**Problem to solve**
Write out all of the records precisely. Skip anything that is a picture.
# Start of Given data
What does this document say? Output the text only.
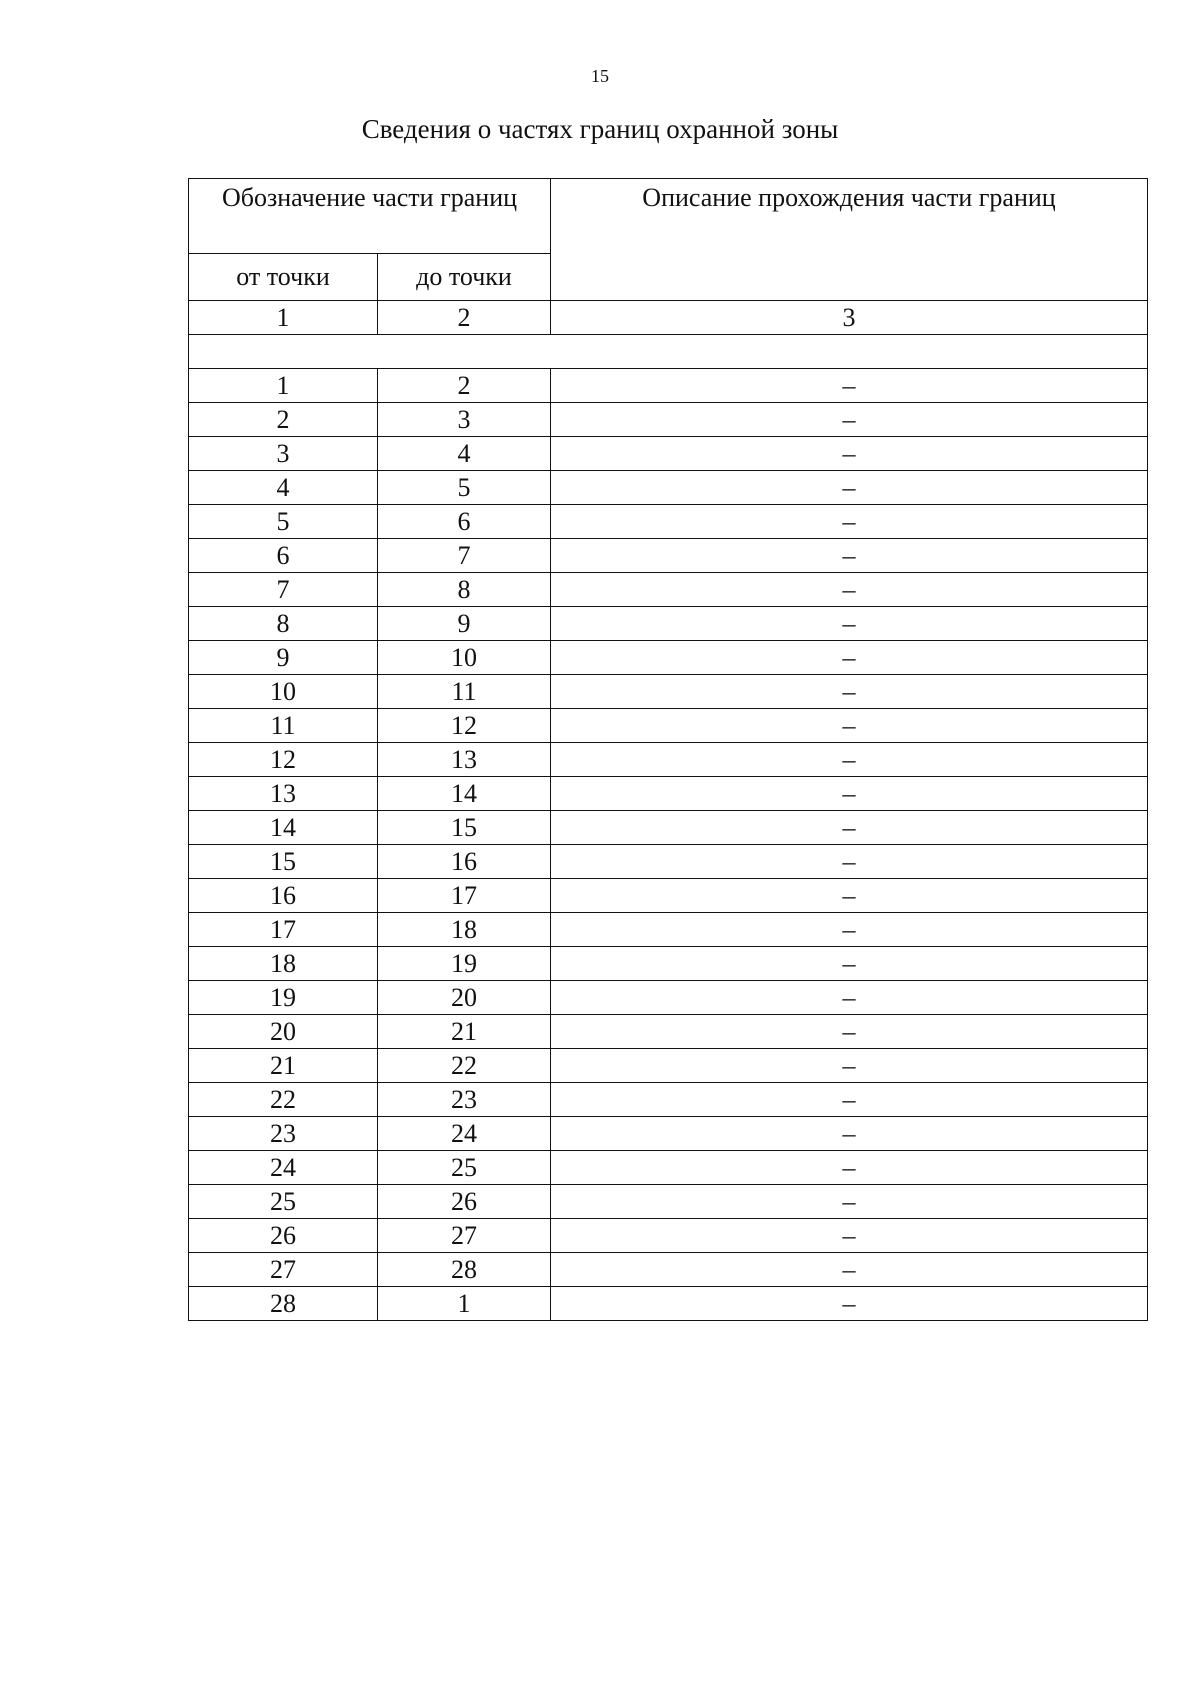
15
Сведения о частях границ охранной зоны
Обозначение части границ		Описание прохождения части границ
от точки	до точки	
1	2	3

1	2	–
2	3	–
3	4	–
4	5	–
5	6	–
6	7	–
7	8	–
8	9	–
9	10	–
10	11	–
11	12	–
12	13	–
13	14	–
14	15	–
15	16	–
16	17	–
17	18	–
18	19	–
19	20	–
20	21	–
21	22	–
22	23	–
23	24	–
24	25	–
25	26	–
26	27	–
27	28	–
28	1	–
# End of Given data
**Answer to the exercise**
What does this document say? Output the text only.
15
Сведения о частях границ охранной зоны
Обозначение части границ		Описание прохождения части границ
от точки	до точки	
1	2	3

1	2	–
2	3	–
3	4	–
4	5	–
5	6	–
6	7	–
7	8	–
8	9	–
9	10	–
10	11	–
11	12	–
12	13	–
13	14	–
14	15	–
15	16	–
16	17	–
17	18	–
18	19	–
19	20	–
20	21	–
21	22	–
22	23	–
23	24	–
24	25	–
25	26	–
26	27	–
27	28	–
28	1	–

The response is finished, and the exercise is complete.